[Stored dataset items]
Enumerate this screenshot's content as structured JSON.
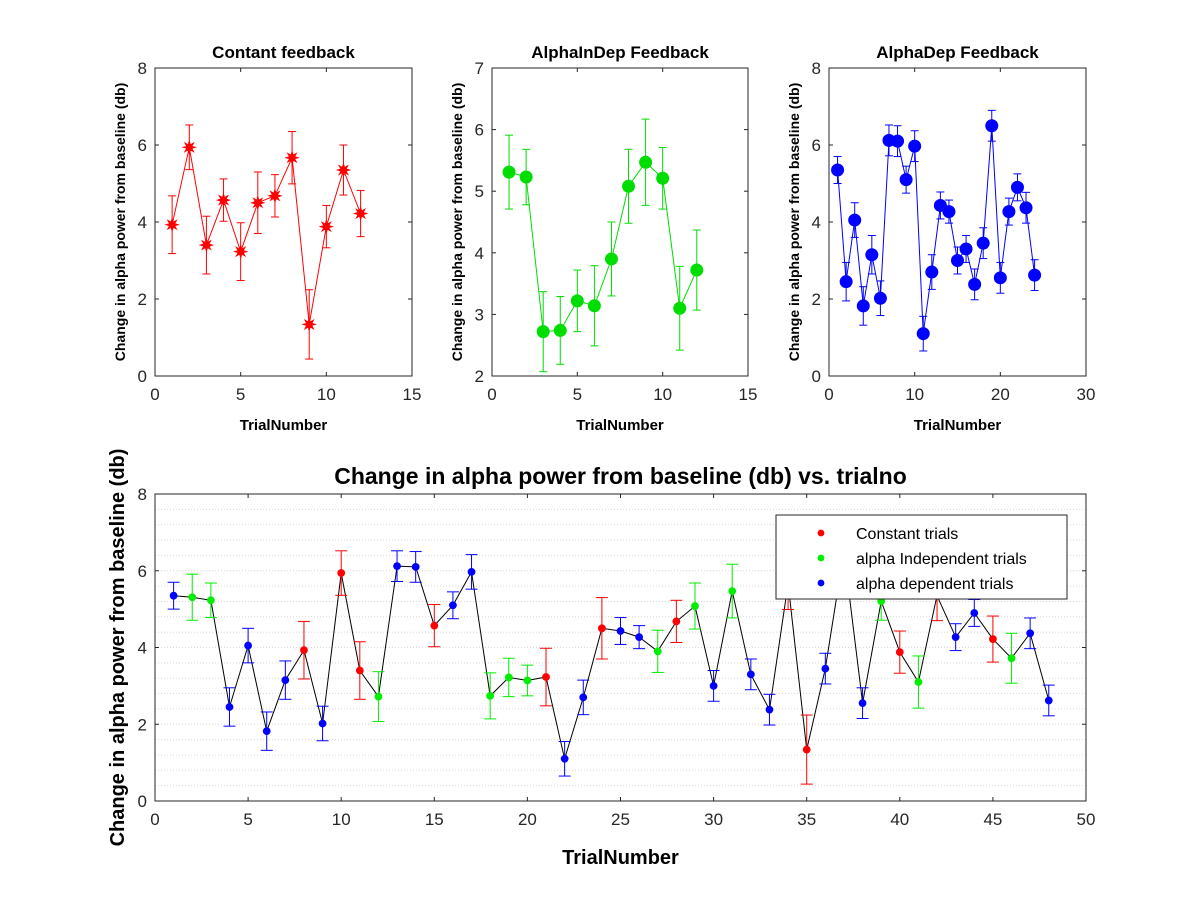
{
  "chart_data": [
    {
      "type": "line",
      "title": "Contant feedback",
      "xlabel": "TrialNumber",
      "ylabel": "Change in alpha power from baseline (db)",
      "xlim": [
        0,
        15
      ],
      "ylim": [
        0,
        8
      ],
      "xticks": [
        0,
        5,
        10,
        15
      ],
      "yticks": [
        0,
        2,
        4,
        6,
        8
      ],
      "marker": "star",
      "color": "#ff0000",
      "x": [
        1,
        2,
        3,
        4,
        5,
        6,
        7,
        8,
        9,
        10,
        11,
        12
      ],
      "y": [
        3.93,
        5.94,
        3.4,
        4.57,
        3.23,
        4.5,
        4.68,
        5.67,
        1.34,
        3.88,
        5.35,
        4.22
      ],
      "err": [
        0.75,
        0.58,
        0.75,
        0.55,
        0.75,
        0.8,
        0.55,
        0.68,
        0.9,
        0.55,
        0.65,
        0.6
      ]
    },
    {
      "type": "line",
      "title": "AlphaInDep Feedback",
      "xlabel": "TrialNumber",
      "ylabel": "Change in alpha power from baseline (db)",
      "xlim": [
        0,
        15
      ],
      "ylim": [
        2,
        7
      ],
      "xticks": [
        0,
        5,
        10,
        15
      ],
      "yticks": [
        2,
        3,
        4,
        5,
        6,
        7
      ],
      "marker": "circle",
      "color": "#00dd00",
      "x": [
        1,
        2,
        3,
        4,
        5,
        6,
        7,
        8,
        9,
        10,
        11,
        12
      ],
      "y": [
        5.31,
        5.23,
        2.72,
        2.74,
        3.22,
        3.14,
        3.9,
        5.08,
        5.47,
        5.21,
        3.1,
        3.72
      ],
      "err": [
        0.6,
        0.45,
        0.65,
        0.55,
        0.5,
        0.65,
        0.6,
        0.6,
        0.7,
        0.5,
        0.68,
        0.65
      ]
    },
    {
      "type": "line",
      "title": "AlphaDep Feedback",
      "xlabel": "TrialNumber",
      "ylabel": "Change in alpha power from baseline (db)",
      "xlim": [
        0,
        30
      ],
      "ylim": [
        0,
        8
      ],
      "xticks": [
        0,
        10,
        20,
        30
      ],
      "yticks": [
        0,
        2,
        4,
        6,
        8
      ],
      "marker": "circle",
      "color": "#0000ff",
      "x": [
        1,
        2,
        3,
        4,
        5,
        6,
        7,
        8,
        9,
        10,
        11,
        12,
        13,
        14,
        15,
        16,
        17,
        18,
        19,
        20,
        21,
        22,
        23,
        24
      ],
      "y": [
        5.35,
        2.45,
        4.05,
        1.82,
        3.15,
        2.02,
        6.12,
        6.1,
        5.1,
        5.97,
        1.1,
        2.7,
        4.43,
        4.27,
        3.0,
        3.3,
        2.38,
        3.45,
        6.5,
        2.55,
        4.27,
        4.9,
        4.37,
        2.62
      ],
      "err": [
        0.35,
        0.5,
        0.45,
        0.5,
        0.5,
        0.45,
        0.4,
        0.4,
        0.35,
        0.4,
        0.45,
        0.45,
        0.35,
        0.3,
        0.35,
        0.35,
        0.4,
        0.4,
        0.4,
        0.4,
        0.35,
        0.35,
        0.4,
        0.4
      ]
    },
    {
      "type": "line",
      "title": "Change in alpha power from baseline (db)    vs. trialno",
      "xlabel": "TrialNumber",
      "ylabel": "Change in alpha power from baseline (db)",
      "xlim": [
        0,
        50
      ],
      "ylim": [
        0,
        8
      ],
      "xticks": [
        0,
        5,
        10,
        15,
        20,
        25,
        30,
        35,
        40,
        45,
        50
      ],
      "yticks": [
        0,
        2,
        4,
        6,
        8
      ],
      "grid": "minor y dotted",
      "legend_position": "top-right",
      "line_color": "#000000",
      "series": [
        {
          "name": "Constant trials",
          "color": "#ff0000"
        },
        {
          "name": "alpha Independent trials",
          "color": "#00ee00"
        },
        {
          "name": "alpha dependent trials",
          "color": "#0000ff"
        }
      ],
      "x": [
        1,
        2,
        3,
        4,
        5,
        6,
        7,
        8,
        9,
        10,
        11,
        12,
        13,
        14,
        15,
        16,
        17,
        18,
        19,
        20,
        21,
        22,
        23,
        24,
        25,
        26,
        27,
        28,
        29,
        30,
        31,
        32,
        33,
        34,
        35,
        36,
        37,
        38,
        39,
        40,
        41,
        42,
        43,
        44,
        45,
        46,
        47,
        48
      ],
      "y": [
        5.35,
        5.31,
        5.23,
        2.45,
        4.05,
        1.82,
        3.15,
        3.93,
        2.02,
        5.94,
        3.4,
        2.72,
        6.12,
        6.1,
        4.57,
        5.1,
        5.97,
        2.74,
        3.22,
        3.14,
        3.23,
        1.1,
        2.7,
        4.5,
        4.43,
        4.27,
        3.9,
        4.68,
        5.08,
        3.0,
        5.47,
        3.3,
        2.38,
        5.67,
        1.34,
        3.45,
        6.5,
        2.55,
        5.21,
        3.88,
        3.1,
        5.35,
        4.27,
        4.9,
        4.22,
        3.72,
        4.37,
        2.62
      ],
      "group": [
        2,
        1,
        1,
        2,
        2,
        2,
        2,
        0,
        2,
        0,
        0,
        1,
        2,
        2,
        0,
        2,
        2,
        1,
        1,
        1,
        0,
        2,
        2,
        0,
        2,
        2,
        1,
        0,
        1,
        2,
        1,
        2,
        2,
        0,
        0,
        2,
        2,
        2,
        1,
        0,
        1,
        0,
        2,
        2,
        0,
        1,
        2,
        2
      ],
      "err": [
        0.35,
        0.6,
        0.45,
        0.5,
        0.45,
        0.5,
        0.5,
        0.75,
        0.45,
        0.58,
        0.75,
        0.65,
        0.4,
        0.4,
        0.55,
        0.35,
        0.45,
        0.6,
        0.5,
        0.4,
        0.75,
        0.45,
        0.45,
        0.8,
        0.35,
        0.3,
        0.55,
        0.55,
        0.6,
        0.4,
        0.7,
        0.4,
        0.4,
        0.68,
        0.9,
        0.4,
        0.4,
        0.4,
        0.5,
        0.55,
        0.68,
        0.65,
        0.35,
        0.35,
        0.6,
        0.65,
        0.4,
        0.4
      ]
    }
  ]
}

...

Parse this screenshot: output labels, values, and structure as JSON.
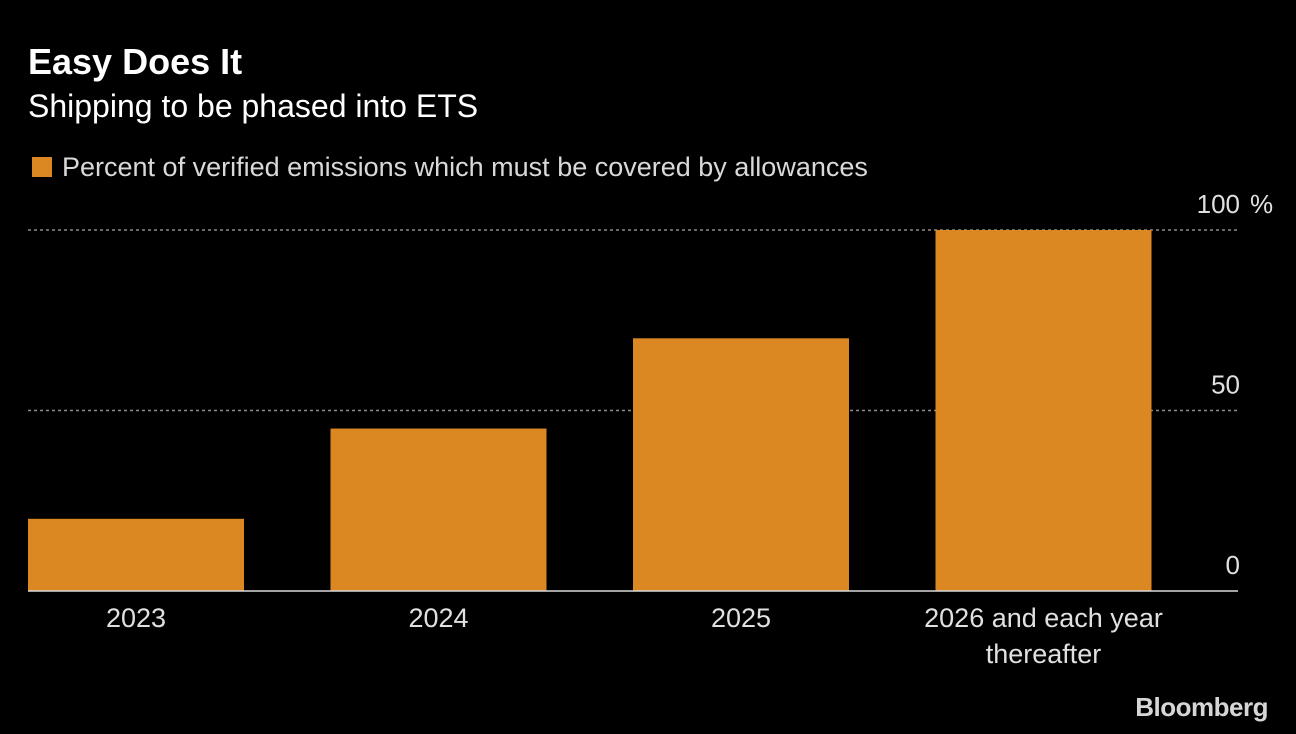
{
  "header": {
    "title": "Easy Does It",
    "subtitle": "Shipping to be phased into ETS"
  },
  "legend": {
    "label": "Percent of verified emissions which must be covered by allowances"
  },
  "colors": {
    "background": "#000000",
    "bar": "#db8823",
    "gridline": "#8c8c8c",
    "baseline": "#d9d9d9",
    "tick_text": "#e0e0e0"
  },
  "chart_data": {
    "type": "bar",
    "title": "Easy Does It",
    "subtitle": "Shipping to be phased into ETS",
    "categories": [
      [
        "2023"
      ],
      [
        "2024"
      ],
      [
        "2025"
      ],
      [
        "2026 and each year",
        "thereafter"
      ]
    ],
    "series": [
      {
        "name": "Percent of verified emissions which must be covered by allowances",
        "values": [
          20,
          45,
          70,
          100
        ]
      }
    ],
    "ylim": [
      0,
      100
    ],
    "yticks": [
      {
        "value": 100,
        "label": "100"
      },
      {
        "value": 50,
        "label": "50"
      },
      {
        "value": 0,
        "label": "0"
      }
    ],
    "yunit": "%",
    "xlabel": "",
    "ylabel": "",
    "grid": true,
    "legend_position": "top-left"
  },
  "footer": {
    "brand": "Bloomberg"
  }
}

> **To be done**
Report the number of lines of the listing above that hold the string "values", with no other text.

> **Output of the exercise**
2